start

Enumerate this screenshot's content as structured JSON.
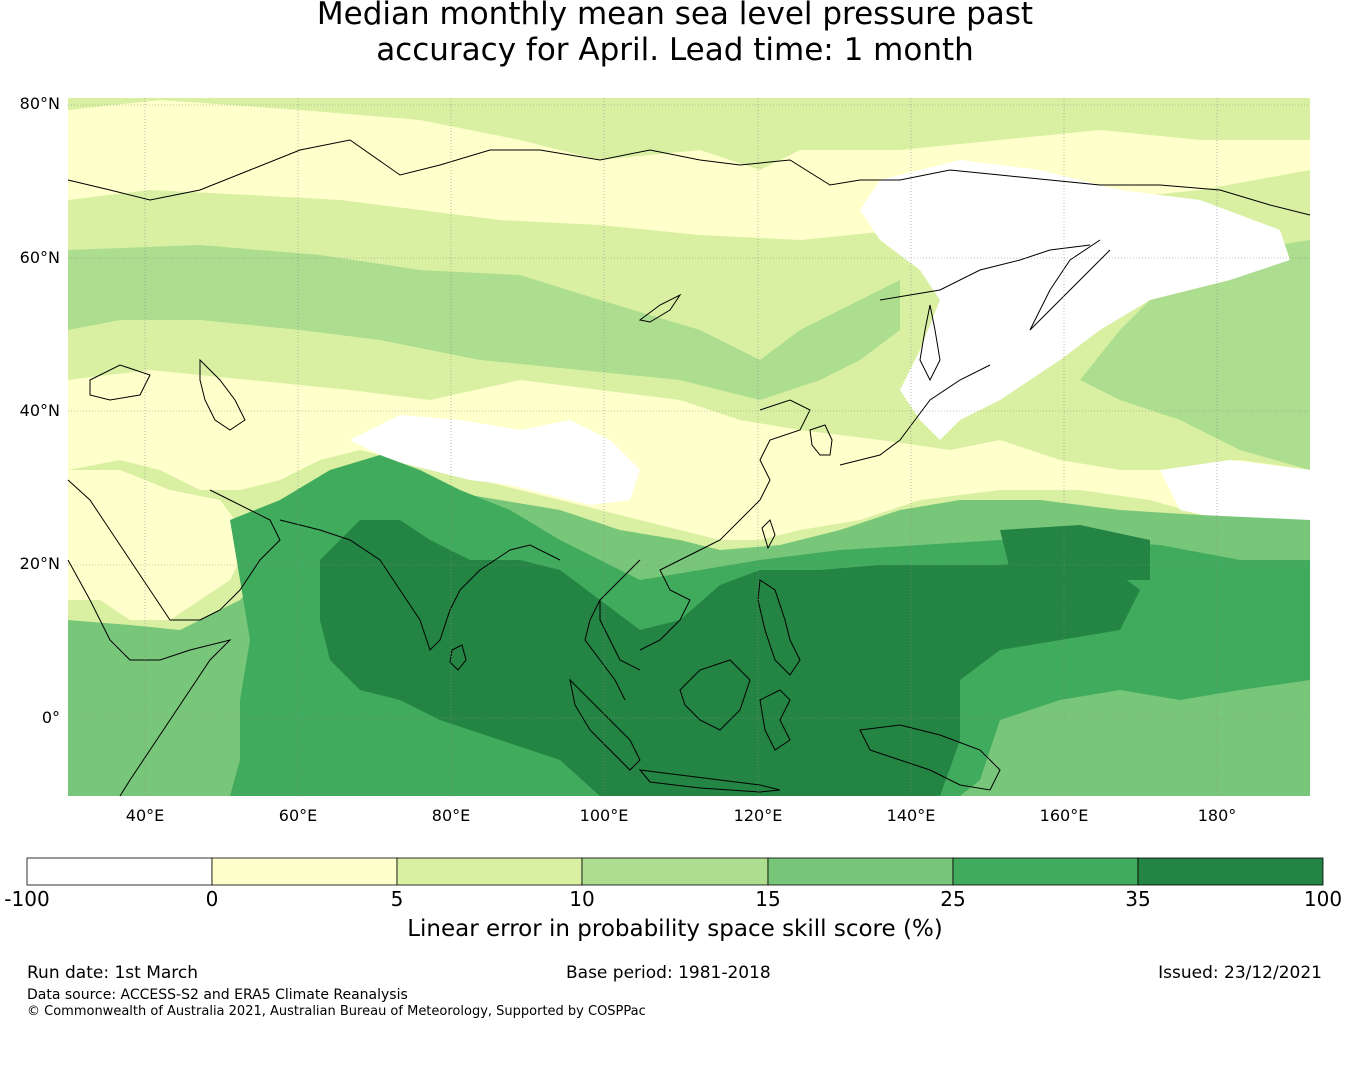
{
  "title": {
    "line1": "Median monthly mean sea level pressure past",
    "line2": "accuracy for April. Lead time: 1 month"
  },
  "map": {
    "lat_labels": [
      "80°N",
      "60°N",
      "40°N",
      "20°N",
      "0°"
    ],
    "lon_labels": [
      "40°E",
      "60°E",
      "80°E",
      "100°E",
      "120°E",
      "140°E",
      "160°E",
      "180°"
    ],
    "lat_range": [
      -10,
      80
    ],
    "lon_range": [
      30,
      192
    ],
    "grid": true
  },
  "colorbar": {
    "title": "Linear error in probability space skill score (%)",
    "ticks": [
      "-100",
      "0",
      "5",
      "10",
      "15",
      "25",
      "35",
      "100"
    ],
    "colors": [
      "#ffffff",
      "#ffffcc",
      "#d9f0a3",
      "#addd8e",
      "#78c679",
      "#41ab5d",
      "#238443"
    ]
  },
  "footer": {
    "run_date": "Run date: 1st March",
    "base_period": "Base period: 1981-2018",
    "issued": "Issued: 23/12/2021",
    "data_source": "Data source: ACCESS-S2 and ERA5 Climate Reanalysis",
    "copyright": "© Commonwealth of Australia 2021, Australian Bureau of Meteorology, Supported by COSPPac"
  }
}
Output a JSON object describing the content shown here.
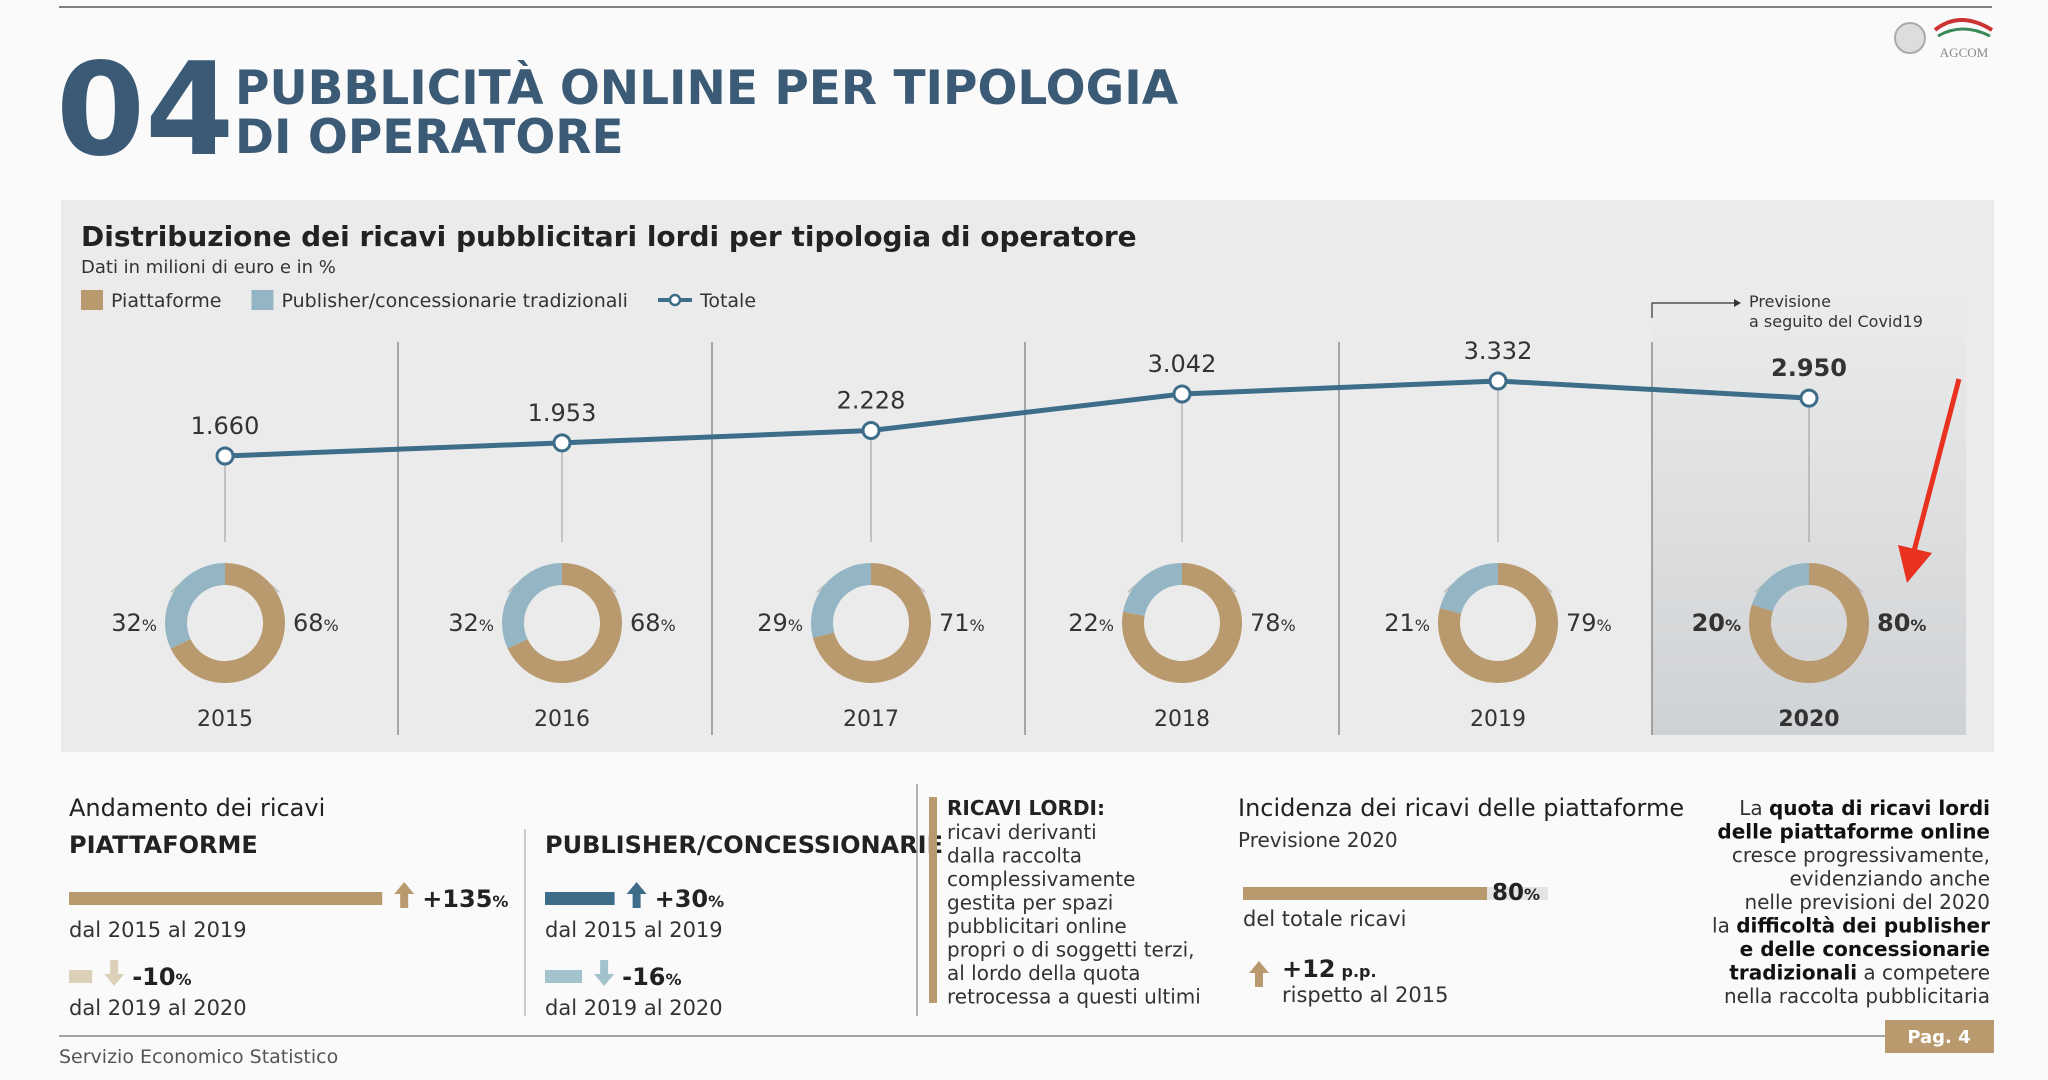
{
  "header": {
    "number": "04",
    "title": [
      "PUBBLICITÀ ONLINE PER TIPOLOGIA",
      "DI OPERATORE"
    ],
    "logo": "AGCOM"
  },
  "chart_data": {
    "type": "line",
    "title": "Distribuzione dei ricavi pubblicitari lordi per tipologia di operatore",
    "subtitle": "Dati in milioni di euro e in %",
    "categories": [
      "2015",
      "2016",
      "2017",
      "2018",
      "2019",
      "2020"
    ],
    "series": [
      {
        "name": "Totale",
        "color": "#3e6d8a",
        "values": [
          1660,
          1953,
          2228,
          3042,
          3332,
          2950
        ],
        "value_labels": [
          "1.660",
          "1.953",
          "2.228",
          "3.042",
          "3.332",
          "2.950"
        ]
      }
    ],
    "donut_series": [
      {
        "name": "Piattaforme",
        "color": "#b99a6e",
        "values": [
          68,
          68,
          71,
          78,
          79,
          80
        ]
      },
      {
        "name": "Publisher/concessionarie tradizionali",
        "color": "#94b5c3",
        "values": [
          32,
          32,
          29,
          22,
          21,
          20
        ]
      }
    ],
    "unit": "%",
    "highlight_index": 5,
    "annotation": [
      "Previsione",
      "a seguito del Covid19"
    ]
  },
  "piattaforme": {
    "title": "Andamento dei ricavi",
    "subtitle": "PIATTAFORME",
    "color": "#b99a6e",
    "light_color": "#ddd0b8",
    "changes": [
      {
        "value": 135,
        "label": "+135",
        "unit": "%",
        "period": "dal 2015 al 2019"
      },
      {
        "value": -10,
        "label": "-10",
        "unit": "%",
        "period": "dal 2019 al 2020"
      }
    ]
  },
  "publisher": {
    "subtitle": "PUBLISHER/CONCESSIONARIE",
    "color": "#3e6d8a",
    "light_color": "#a3c3cc",
    "changes": [
      {
        "value": 30,
        "label": "+30",
        "unit": "%",
        "period": "dal 2015 al 2019"
      },
      {
        "value": -16,
        "label": "-16",
        "unit": "%",
        "period": "dal 2019 al 2020"
      }
    ]
  },
  "definition": {
    "title": "RICAVI LORDI:",
    "lines": [
      "ricavi derivanti",
      "dalla raccolta",
      "complessivamente",
      "gestita per spazi",
      "pubblicitari online",
      "propri o di soggetti terzi,",
      "al lordo della quota",
      "retrocessa a questi ultimi"
    ]
  },
  "incidence": {
    "title": "Incidenza dei ricavi delle piattaforme",
    "subtitle": "Previsione 2020",
    "value": 80,
    "unit": "%",
    "caption": "del totale ricavi",
    "change": {
      "value": 12,
      "label": "+12",
      "unit": "p.p.",
      "caption": "rispetto al 2015"
    }
  },
  "note": {
    "lines": [
      [
        {
          "text": "La "
        },
        {
          "text": "quota di ricavi lordi",
          "bold": true
        }
      ],
      [
        {
          "text": "delle piattaforme online",
          "bold": true
        }
      ],
      [
        {
          "text": "cresce progressivamente,"
        }
      ],
      [
        {
          "text": "evidenziando anche"
        }
      ],
      [
        {
          "text": "nelle previsioni del 2020"
        }
      ],
      [
        {
          "text": "la "
        },
        {
          "text": "difficoltà dei publisher",
          "bold": true
        }
      ],
      [
        {
          "text": "e delle concessionarie",
          "bold": true
        }
      ],
      [
        {
          "text": "tradizionali",
          "bold": true
        },
        {
          "text": " a competere"
        }
      ],
      [
        {
          "text": "nella raccolta pubblicitaria"
        }
      ]
    ]
  },
  "footer": {
    "source": "Servizio Economico Statistico",
    "page": "Pag. 4"
  }
}
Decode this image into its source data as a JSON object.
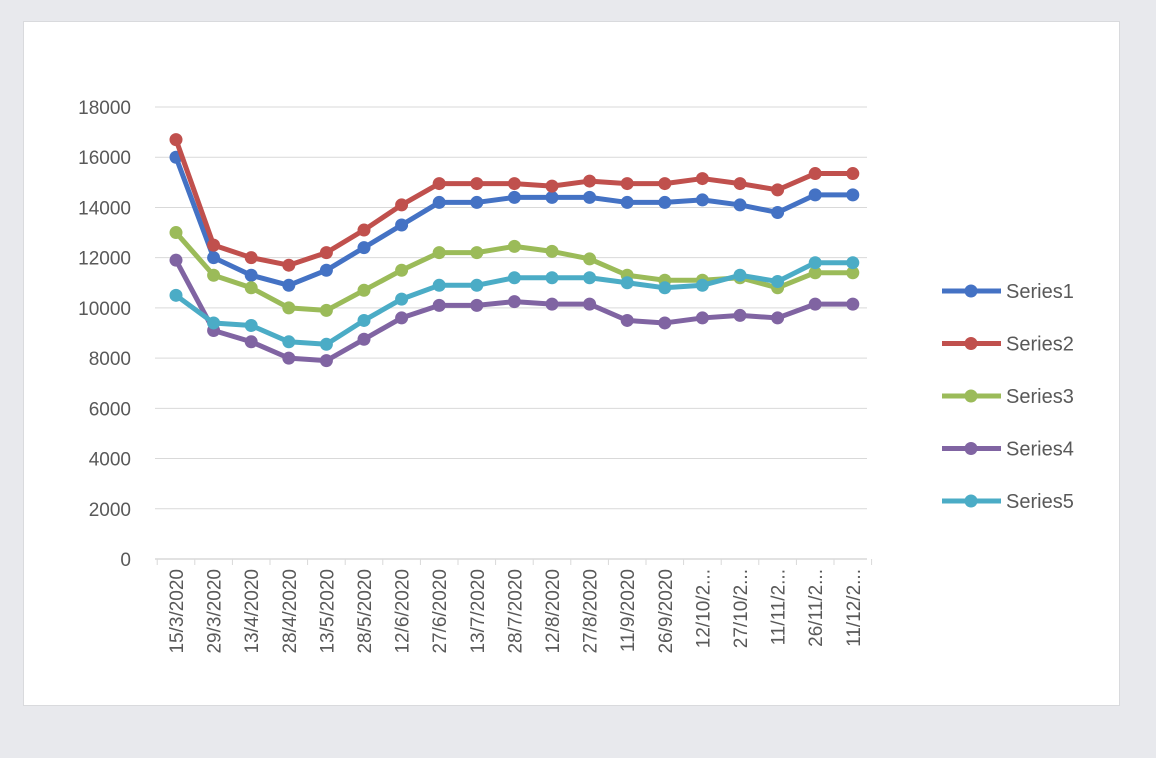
{
  "chart_data": {
    "type": "line",
    "title": "",
    "xlabel": "",
    "ylabel": "",
    "ylim": [
      0,
      18000
    ],
    "yticks": [
      0,
      2000,
      4000,
      6000,
      8000,
      10000,
      12000,
      14000,
      16000,
      18000
    ],
    "grid": true,
    "legend_position": "right",
    "categories": [
      "15/3/2020",
      "29/3/2020",
      "13/4/2020",
      "28/4/2020",
      "13/5/2020",
      "28/5/2020",
      "12/6/2020",
      "27/6/2020",
      "13/7/2020",
      "28/7/2020",
      "12/8/2020",
      "27/8/2020",
      "11/9/2020",
      "26/9/2020",
      "12/10/2...",
      "27/10/2...",
      "11/11/2...",
      "26/11/2...",
      "11/12/2..."
    ],
    "series": [
      {
        "name": "Series1",
        "color": "#4472c4",
        "values": [
          16000,
          12000,
          11300,
          10900,
          11500,
          12400,
          13300,
          14200,
          14200,
          14400,
          14400,
          14400,
          14200,
          14200,
          14300,
          14100,
          13800,
          14500,
          14500
        ]
      },
      {
        "name": "Series2",
        "color": "#c0504d",
        "values": [
          16700,
          12500,
          12000,
          11700,
          12200,
          13100,
          14100,
          14950,
          14950,
          14950,
          14850,
          15050,
          14950,
          14950,
          15150,
          14950,
          14700,
          15350,
          15350
        ]
      },
      {
        "name": "Series3",
        "color": "#9bbb59",
        "values": [
          13000,
          11300,
          10800,
          10000,
          9900,
          10700,
          11500,
          12200,
          12200,
          12450,
          12250,
          11950,
          11300,
          11100,
          11100,
          11200,
          10800,
          11400,
          11400
        ]
      },
      {
        "name": "Series4",
        "color": "#8064a2",
        "values": [
          11900,
          9100,
          8650,
          8000,
          7900,
          8750,
          9600,
          10100,
          10100,
          10250,
          10150,
          10150,
          9500,
          9400,
          9600,
          9700,
          9600,
          10150,
          10150
        ]
      },
      {
        "name": "Series5",
        "color": "#4bacc6",
        "values": [
          10500,
          9400,
          9300,
          8650,
          8550,
          9500,
          10350,
          10900,
          10900,
          11200,
          11200,
          11200,
          11000,
          10800,
          10900,
          11300,
          11050,
          11800,
          11800
        ]
      }
    ]
  }
}
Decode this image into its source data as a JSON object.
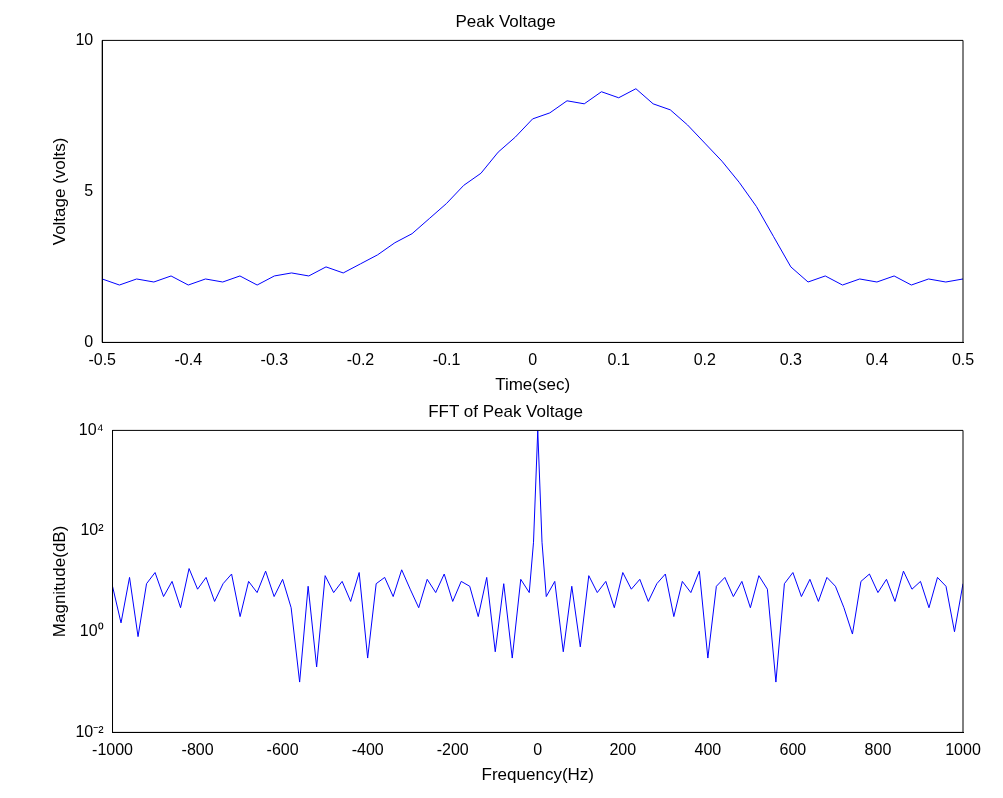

end

Work to complete: Copy every entry word for word, but omit the pictures.

Written solution:
Enumerate this screenshot's content as structured JSON.
{
  "title": {
    "line1": "Median monthly mean sea level pressure past",
    "line2": "accuracy for April. Lead time: 1 month"
  },
  "map": {
    "lat_labels": [
      "80°N",
      "60°N",
      "40°N",
      "20°N",
      "0°"
    ],
    "lon_labels": [
      "40°E",
      "60°E",
      "80°E",
      "100°E",
      "120°E",
      "140°E",
      "160°E",
      "180°"
    ],
    "lat_range": [
      -10,
      80
    ],
    "lon_range": [
      30,
      192
    ],
    "grid": true
  },
  "colorbar": {
    "title": "Linear error in probability space skill score (%)",
    "ticks": [
      "-100",
      "0",
      "5",
      "10",
      "15",
      "25",
      "35",
      "100"
    ],
    "colors": [
      "#ffffff",
      "#ffffcc",
      "#d9f0a3",
      "#addd8e",
      "#78c679",
      "#41ab5d",
      "#238443"
    ]
  },
  "footer": {
    "run_date": "Run date: 1st March",
    "base_period": "Base period: 1981-2018",
    "issued": "Issued: 23/12/2021",
    "data_source": "Data source: ACCESS-S2 and ERA5 Climate Reanalysis",
    "copyright": "© Commonwealth of Australia 2021, Australian Bureau of Meteorology, Supported by COSPPac"
  }
}
Output a JSON object describing the content shown here.
{
  "header": {
    "number": "04",
    "title": [
      "PUBBLICITÀ ONLINE PER TIPOLOGIA",
      "DI OPERATORE"
    ],
    "logo": "AGCOM"
  },
  "chart_data": {
    "type": "line",
    "title": "Distribuzione dei ricavi pubblicitari lordi per tipologia di operatore",
    "subtitle": "Dati in milioni di euro e in %",
    "categories": [
      "2015",
      "2016",
      "2017",
      "2018",
      "2019",
      "2020"
    ],
    "series": [
      {
        "name": "Totale",
        "color": "#3e6d8a",
        "values": [
          1660,
          1953,
          2228,
          3042,
          3332,
          2950
        ],
        "value_labels": [
          "1.660",
          "1.953",
          "2.228",
          "3.042",
          "3.332",
          "2.950"
        ]
      }
    ],
    "donut_series": [
      {
        "name": "Piattaforme",
        "color": "#b99a6e",
        "values": [
          68,
          68,
          71,
          78,
          79,
          80
        ]
      },
      {
        "name": "Publisher/concessionarie tradizionali",
        "color": "#94b5c3",
        "values": [
          32,
          32,
          29,
          22,
          21,
          20
        ]
      }
    ],
    "unit": "%",
    "highlight_index": 5,
    "annotation": [
      "Previsione",
      "a seguito del Covid19"
    ]
  },
  "piattaforme": {
    "title": "Andamento dei ricavi",
    "subtitle": "PIATTAFORME",
    "color": "#b99a6e",
    "light_color": "#ddd0b8",
    "changes": [
      {
        "value": 135,
        "label": "+135",
        "unit": "%",
        "period": "dal 2015 al 2019"
      },
      {
        "value": -10,
        "label": "-10",
        "unit": "%",
        "period": "dal 2019 al 2020"
      }
    ]
  },
  "publisher": {
    "subtitle": "PUBLISHER/CONCESSIONARIE",
    "color": "#3e6d8a",
    "light_color": "#a3c3cc",
    "changes": [
      {
        "value": 30,
        "label": "+30",
        "unit": "%",
        "period": "dal 2015 al 2019"
      },
      {
        "value": -16,
        "label": "-16",
        "unit": "%",
        "period": "dal 2019 al 2020"
      }
    ]
  },
  "definition": {
    "title": "RICAVI LORDI:",
    "lines": [
      "ricavi derivanti",
      "dalla raccolta",
      "complessivamente",
      "gestita per spazi",
      "pubblicitari online",
      "propri o di soggetti terzi,",
      "al lordo della quota",
      "retrocessa a questi ultimi"
    ]
  },
  "incidence": {
    "title": "Incidenza dei ricavi delle piattaforme",
    "subtitle": "Previsione 2020",
    "value": 80,
    "unit": "%",
    "caption": "del totale ricavi",
    "change": {
      "value": 12,
      "label": "+12",
      "unit": "p.p.",
      "caption": "rispetto al 2015"
    }
  },
  "note": {
    "lines": [
      [
        {
          "text": "La "
        },
        {
          "text": "quota di ricavi lordi",
          "bold": true
        }
      ],
      [
        {
          "text": "delle piattaforme online",
          "bold": true
        }
      ],
      [
        {
          "text": "cresce progressivamente,"
        }
      ],
      [
        {
          "text": "evidenziando anche"
        }
      ],
      [
        {
          "text": "nelle previsioni del 2020"
        }
      ],
      [
        {
          "text": "la "
        },
        {
          "text": "difficoltà dei publisher",
          "bold": true
        }
      ],
      [
        {
          "text": "e delle concessionarie",
          "bold": true
        }
      ],
      [
        {
          "text": "tradizionali",
          "bold": true
        },
        {
          "text": " a competere"
        }
      ],
      [
        {
          "text": "nella raccolta pubblicitaria"
        }
      ]
    ]
  },
  "footer": {
    "source": "Servizio Economico Statistico",
    "page": "Pag. 4"
  }
}
Decode this image into its source data as a JSON object.
{
  "chart_data": {
    "type": "line",
    "title": "",
    "xlabel": "",
    "ylabel": "",
    "ylim": [
      0,
      18000
    ],
    "yticks": [
      0,
      2000,
      4000,
      6000,
      8000,
      10000,
      12000,
      14000,
      16000,
      18000
    ],
    "grid": true,
    "legend_position": "right",
    "categories": [
      "15/3/2020",
      "29/3/2020",
      "13/4/2020",
      "28/4/2020",
      "13/5/2020",
      "28/5/2020",
      "12/6/2020",
      "27/6/2020",
      "13/7/2020",
      "28/7/2020",
      "12/8/2020",
      "27/8/2020",
      "11/9/2020",
      "26/9/2020",
      "12/10/2...",
      "27/10/2...",
      "11/11/2...",
      "26/11/2...",
      "11/12/2..."
    ],
    "series": [
      {
        "name": "Series1",
        "color": "#4472c4",
        "values": [
          16000,
          12000,
          11300,
          10900,
          11500,
          12400,
          13300,
          14200,
          14200,
          14400,
          14400,
          14400,
          14200,
          14200,
          14300,
          14100,
          13800,
          14500,
          14500
        ]
      },
      {
        "name": "Series2",
        "color": "#c0504d",
        "values": [
          16700,
          12500,
          12000,
          11700,
          12200,
          13100,
          14100,
          14950,
          14950,
          14950,
          14850,
          15050,
          14950,
          14950,
          15150,
          14950,
          14700,
          15350,
          15350
        ]
      },
      {
        "name": "Series3",
        "color": "#9bbb59",
        "values": [
          13000,
          11300,
          10800,
          10000,
          9900,
          10700,
          11500,
          12200,
          12200,
          12450,
          12250,
          11950,
          11300,
          11100,
          11100,
          11200,
          10800,
          11400,
          11400
        ]
      },
      {
        "name": "Series4",
        "color": "#8064a2",
        "values": [
          11900,
          9100,
          8650,
          8000,
          7900,
          8750,
          9600,
          10100,
          10100,
          10250,
          10150,
          10150,
          9500,
          9400,
          9600,
          9700,
          9600,
          10150,
          10150
        ]
      },
      {
        "name": "Series5",
        "color": "#4bacc6",
        "values": [
          10500,
          9400,
          9300,
          8650,
          8550,
          9500,
          10350,
          10900,
          10900,
          11200,
          11200,
          11200,
          11000,
          10800,
          10900,
          11300,
          11050,
          11800,
          11800
        ]
      }
    ]
  }
}
Decode this image into its source data as a JSON object.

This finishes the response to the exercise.